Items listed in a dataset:
******************************
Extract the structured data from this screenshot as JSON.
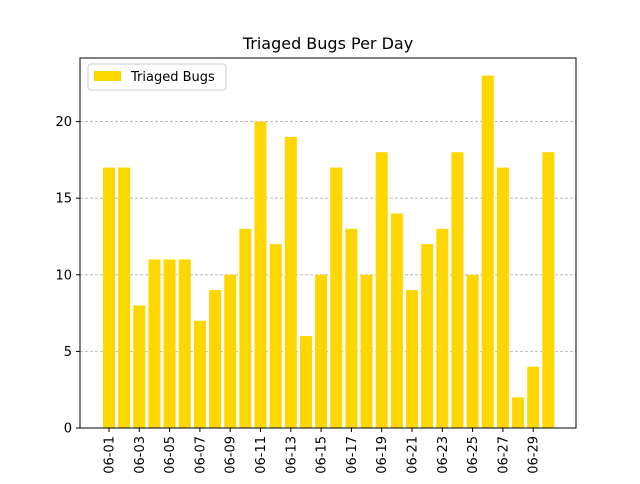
{
  "chart_data": {
    "type": "bar",
    "title": "Triaged Bugs Per Day",
    "xlabel": "",
    "ylabel": "",
    "categories": [
      "06-01",
      "06-02",
      "06-03",
      "06-04",
      "06-05",
      "06-06",
      "06-07",
      "06-08",
      "06-09",
      "06-10",
      "06-11",
      "06-12",
      "06-13",
      "06-14",
      "06-15",
      "06-16",
      "06-17",
      "06-18",
      "06-19",
      "06-20",
      "06-21",
      "06-22",
      "06-23",
      "06-24",
      "06-25",
      "06-26",
      "06-27",
      "06-28",
      "06-29",
      "06-30"
    ],
    "tick_labels": [
      "06-01",
      "06-03",
      "06-05",
      "06-07",
      "06-09",
      "06-11",
      "06-13",
      "06-15",
      "06-17",
      "06-19",
      "06-21",
      "06-23",
      "06-25",
      "06-27",
      "06-29"
    ],
    "series": [
      {
        "name": "Triaged Bugs",
        "values": [
          17,
          17,
          8,
          11,
          11,
          11,
          7,
          9,
          10,
          13,
          20,
          12,
          19,
          6,
          10,
          17,
          13,
          10,
          18,
          14,
          9,
          12,
          13,
          18,
          10,
          23,
          17,
          2,
          4,
          18
        ],
        "color": "#FFD700"
      }
    ],
    "yticks": [
      0,
      5,
      10,
      15,
      20
    ],
    "ylim": [
      0,
      24.15
    ],
    "grid": "y-dashed",
    "legend_position": "upper-left"
  }
}
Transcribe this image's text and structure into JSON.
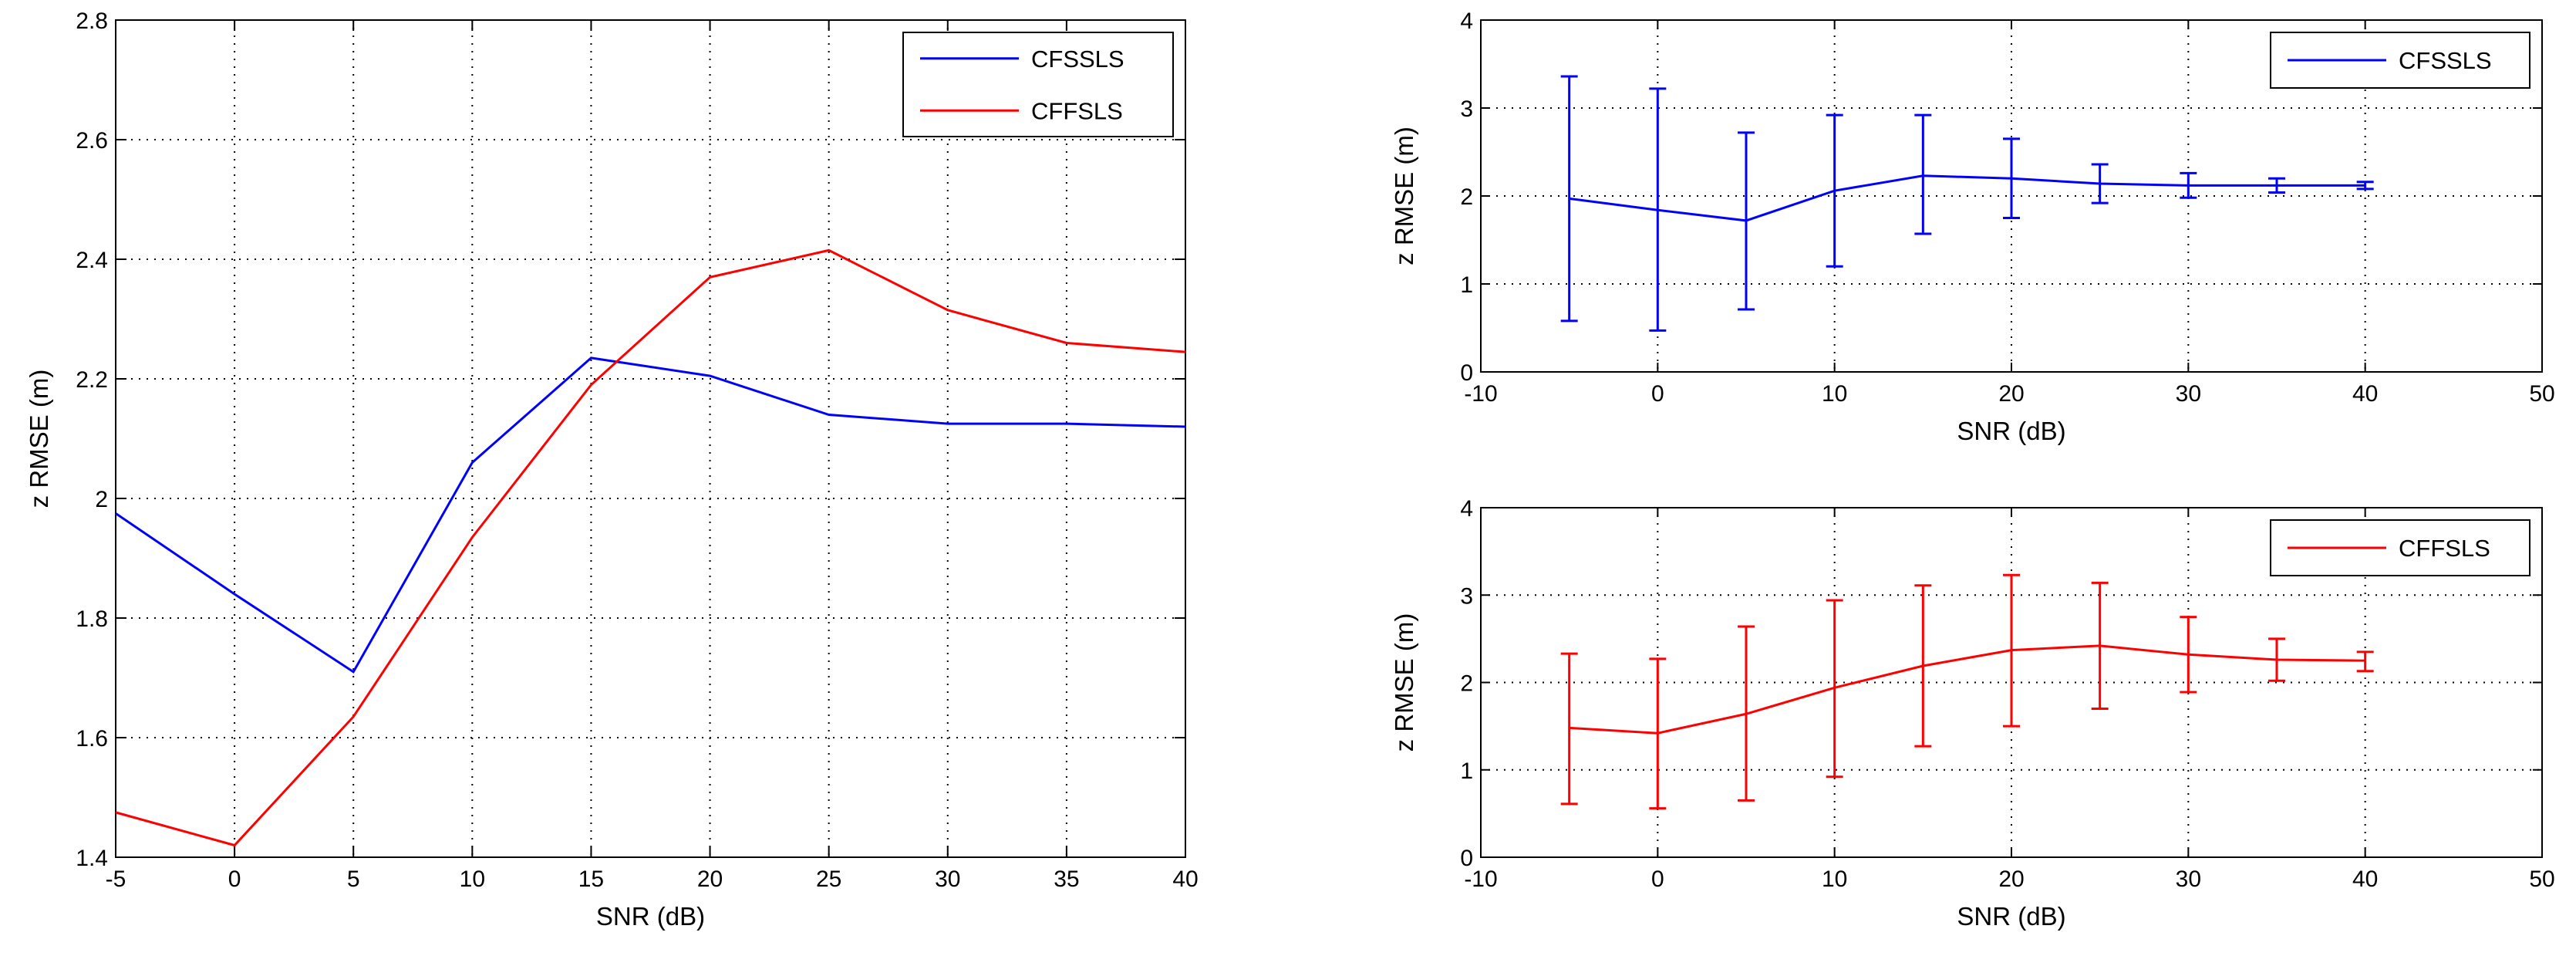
{
  "chart_data": [
    {
      "type": "line",
      "title": "",
      "xlabel": "SNR (dB)",
      "ylabel": "z RMSE (m)",
      "xlim": [
        -5,
        40
      ],
      "ylim": [
        1.4,
        2.8
      ],
      "xticks": [
        -5,
        0,
        5,
        10,
        15,
        20,
        25,
        30,
        35,
        40
      ],
      "yticks": [
        1.4,
        1.6,
        1.8,
        2,
        2.2,
        2.4,
        2.6,
        2.8
      ],
      "xtick_labels": [
        "-5",
        "0",
        "5",
        "10",
        "15",
        "20",
        "25",
        "30",
        "35",
        "40"
      ],
      "ytick_labels": [
        "1.4",
        "1.6",
        "1.8",
        "2",
        "2.2",
        "2.4",
        "2.6",
        "2.8"
      ],
      "grid": true,
      "legend_position": "top-right",
      "x": [
        -5,
        0,
        5,
        10,
        15,
        20,
        25,
        30,
        35,
        40
      ],
      "series": [
        {
          "name": "CFSSLS",
          "color": "#0000ff",
          "values": [
            1.975,
            1.84,
            1.71,
            2.06,
            2.235,
            2.205,
            2.14,
            2.125,
            2.125,
            2.12
          ]
        },
        {
          "name": "CFFSLS",
          "color": "#ff0000",
          "values": [
            1.475,
            1.42,
            1.635,
            1.935,
            2.19,
            2.37,
            2.415,
            2.315,
            2.26,
            2.245
          ]
        }
      ]
    },
    {
      "type": "line",
      "title": "",
      "xlabel": "SNR (dB)",
      "ylabel": "z RMSE (m)",
      "xlim": [
        -10,
        50
      ],
      "ylim": [
        0,
        4
      ],
      "xticks": [
        -10,
        0,
        10,
        20,
        30,
        40,
        50
      ],
      "yticks": [
        0,
        1,
        2,
        3,
        4
      ],
      "xtick_labels": [
        "-10",
        "0",
        "10",
        "20",
        "30",
        "40",
        "50"
      ],
      "ytick_labels": [
        "0",
        "1",
        "2",
        "3",
        "4"
      ],
      "grid": true,
      "legend_position": "top-right",
      "x": [
        -5,
        0,
        5,
        10,
        15,
        20,
        25,
        30,
        35,
        40
      ],
      "series": [
        {
          "name": "CFSSLS",
          "color": "#0000ff",
          "values": [
            1.97,
            1.84,
            1.72,
            2.06,
            2.23,
            2.2,
            2.14,
            2.12,
            2.12,
            2.12
          ],
          "error_lower": [
            0.58,
            0.47,
            0.71,
            1.2,
            1.57,
            1.75,
            1.92,
            1.98,
            2.04,
            2.08
          ],
          "error_upper": [
            3.36,
            3.22,
            2.72,
            2.92,
            2.92,
            2.65,
            2.36,
            2.26,
            2.2,
            2.16
          ]
        }
      ]
    },
    {
      "type": "line",
      "title": "",
      "xlabel": "SNR (dB)",
      "ylabel": "z RMSE (m)",
      "xlim": [
        -10,
        50
      ],
      "ylim": [
        0,
        4
      ],
      "xticks": [
        -10,
        0,
        10,
        20,
        30,
        40,
        50
      ],
      "yticks": [
        0,
        1,
        2,
        3,
        4
      ],
      "xtick_labels": [
        "-10",
        "0",
        "10",
        "20",
        "30",
        "40",
        "50"
      ],
      "ytick_labels": [
        "0",
        "1",
        "2",
        "3",
        "4"
      ],
      "grid": true,
      "legend_position": "top-right",
      "x": [
        -5,
        0,
        5,
        10,
        15,
        20,
        25,
        30,
        35,
        40
      ],
      "series": [
        {
          "name": "CFFSLS",
          "color": "#ff0000",
          "values": [
            1.48,
            1.42,
            1.64,
            1.94,
            2.19,
            2.37,
            2.42,
            2.32,
            2.26,
            2.25
          ],
          "error_lower": [
            0.61,
            0.56,
            0.65,
            0.92,
            1.27,
            1.5,
            1.7,
            1.89,
            2.02,
            2.13
          ],
          "error_upper": [
            2.33,
            2.27,
            2.64,
            2.94,
            3.11,
            3.23,
            3.14,
            2.75,
            2.5,
            2.35
          ]
        }
      ]
    }
  ]
}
******************************
## Directions
Omit every image. Quote each record exactly.

## Answer to the task
Extract the structured data from this screenshot as JSON.
{
  "chart_data": {
    "type": "bar",
    "title": "Triaged Bugs Per Day",
    "xlabel": "",
    "ylabel": "",
    "categories": [
      "06-01",
      "06-02",
      "06-03",
      "06-04",
      "06-05",
      "06-06",
      "06-07",
      "06-08",
      "06-09",
      "06-10",
      "06-11",
      "06-12",
      "06-13",
      "06-14",
      "06-15",
      "06-16",
      "06-17",
      "06-18",
      "06-19",
      "06-20",
      "06-21",
      "06-22",
      "06-23",
      "06-24",
      "06-25",
      "06-26",
      "06-27",
      "06-28",
      "06-29",
      "06-30"
    ],
    "tick_labels": [
      "06-01",
      "06-03",
      "06-05",
      "06-07",
      "06-09",
      "06-11",
      "06-13",
      "06-15",
      "06-17",
      "06-19",
      "06-21",
      "06-23",
      "06-25",
      "06-27",
      "06-29"
    ],
    "series": [
      {
        "name": "Triaged Bugs",
        "values": [
          17,
          17,
          8,
          11,
          11,
          11,
          7,
          9,
          10,
          13,
          20,
          12,
          19,
          6,
          10,
          17,
          13,
          10,
          18,
          14,
          9,
          12,
          13,
          18,
          10,
          23,
          17,
          2,
          4,
          18
        ],
        "color": "#FFD700"
      }
    ],
    "yticks": [
      0,
      5,
      10,
      15,
      20
    ],
    "ylim": [
      0,
      24.15
    ],
    "grid": "y-dashed",
    "legend_position": "upper-left"
  }
}
Transcribe this image's text and structure into JSON.
{
  "chart_data": [
    {
      "type": "line",
      "title": "",
      "xlabel": "SNR (dB)",
      "ylabel": "z RMSE (m)",
      "xlim": [
        -5,
        40
      ],
      "ylim": [
        1.4,
        2.8
      ],
      "xticks": [
        -5,
        0,
        5,
        10,
        15,
        20,
        25,
        30,
        35,
        40
      ],
      "yticks": [
        1.4,
        1.6,
        1.8,
        2,
        2.2,
        2.4,
        2.6,
        2.8
      ],
      "xtick_labels": [
        "-5",
        "0",
        "5",
        "10",
        "15",
        "20",
        "25",
        "30",
        "35",
        "40"
      ],
      "ytick_labels": [
        "1.4",
        "1.6",
        "1.8",
        "2",
        "2.2",
        "2.4",
        "2.6",
        "2.8"
      ],
      "grid": true,
      "legend_position": "top-right",
      "x": [
        -5,
        0,
        5,
        10,
        15,
        20,
        25,
        30,
        35,
        40
      ],
      "series": [
        {
          "name": "CFSSLS",
          "color": "#0000ff",
          "values": [
            1.975,
            1.84,
            1.71,
            2.06,
            2.235,
            2.205,
            2.14,
            2.125,
            2.125,
            2.12
          ]
        },
        {
          "name": "CFFSLS",
          "color": "#ff0000",
          "values": [
            1.475,
            1.42,
            1.635,
            1.935,
            2.19,
            2.37,
            2.415,
            2.315,
            2.26,
            2.245
          ]
        }
      ]
    },
    {
      "type": "line",
      "title": "",
      "xlabel": "SNR (dB)",
      "ylabel": "z RMSE (m)",
      "xlim": [
        -10,
        50
      ],
      "ylim": [
        0,
        4
      ],
      "xticks": [
        -10,
        0,
        10,
        20,
        30,
        40,
        50
      ],
      "yticks": [
        0,
        1,
        2,
        3,
        4
      ],
      "xtick_labels": [
        "-10",
        "0",
        "10",
        "20",
        "30",
        "40",
        "50"
      ],
      "ytick_labels": [
        "0",
        "1",
        "2",
        "3",
        "4"
      ],
      "grid": true,
      "legend_position": "top-right",
      "x": [
        -5,
        0,
        5,
        10,
        15,
        20,
        25,
        30,
        35,
        40
      ],
      "series": [
        {
          "name": "CFSSLS",
          "color": "#0000ff",
          "values": [
            1.97,
            1.84,
            1.72,
            2.06,
            2.23,
            2.2,
            2.14,
            2.12,
            2.12,
            2.12
          ],
          "error_lower": [
            0.58,
            0.47,
            0.71,
            1.2,
            1.57,
            1.75,
            1.92,
            1.98,
            2.04,
            2.08
          ],
          "error_upper": [
            3.36,
            3.22,
            2.72,
            2.92,
            2.92,
            2.65,
            2.36,
            2.26,
            2.2,
            2.16
          ]
        }
      ]
    },
    {
      "type": "line",
      "title": "",
      "xlabel": "SNR (dB)",
      "ylabel": "z RMSE (m)",
      "xlim": [
        -10,
        50
      ],
      "ylim": [
        0,
        4
      ],
      "xticks": [
        -10,
        0,
        10,
        20,
        30,
        40,
        50
      ],
      "yticks": [
        0,
        1,
        2,
        3,
        4
      ],
      "xtick_labels": [
        "-10",
        "0",
        "10",
        "20",
        "30",
        "40",
        "50"
      ],
      "ytick_labels": [
        "0",
        "1",
        "2",
        "3",
        "4"
      ],
      "grid": true,
      "legend_position": "top-right",
      "x": [
        -5,
        0,
        5,
        10,
        15,
        20,
        25,
        30,
        35,
        40
      ],
      "series": [
        {
          "name": "CFFSLS",
          "color": "#ff0000",
          "values": [
            1.48,
            1.42,
            1.64,
            1.94,
            2.19,
            2.37,
            2.42,
            2.32,
            2.26,
            2.25
          ],
          "error_lower": [
            0.61,
            0.56,
            0.65,
            0.92,
            1.27,
            1.5,
            1.7,
            1.89,
            2.02,
            2.13
          ],
          "error_upper": [
            2.33,
            2.27,
            2.64,
            2.94,
            3.11,
            3.23,
            3.14,
            2.75,
            2.5,
            2.35
          ]
        }
      ]
    }
  ]
}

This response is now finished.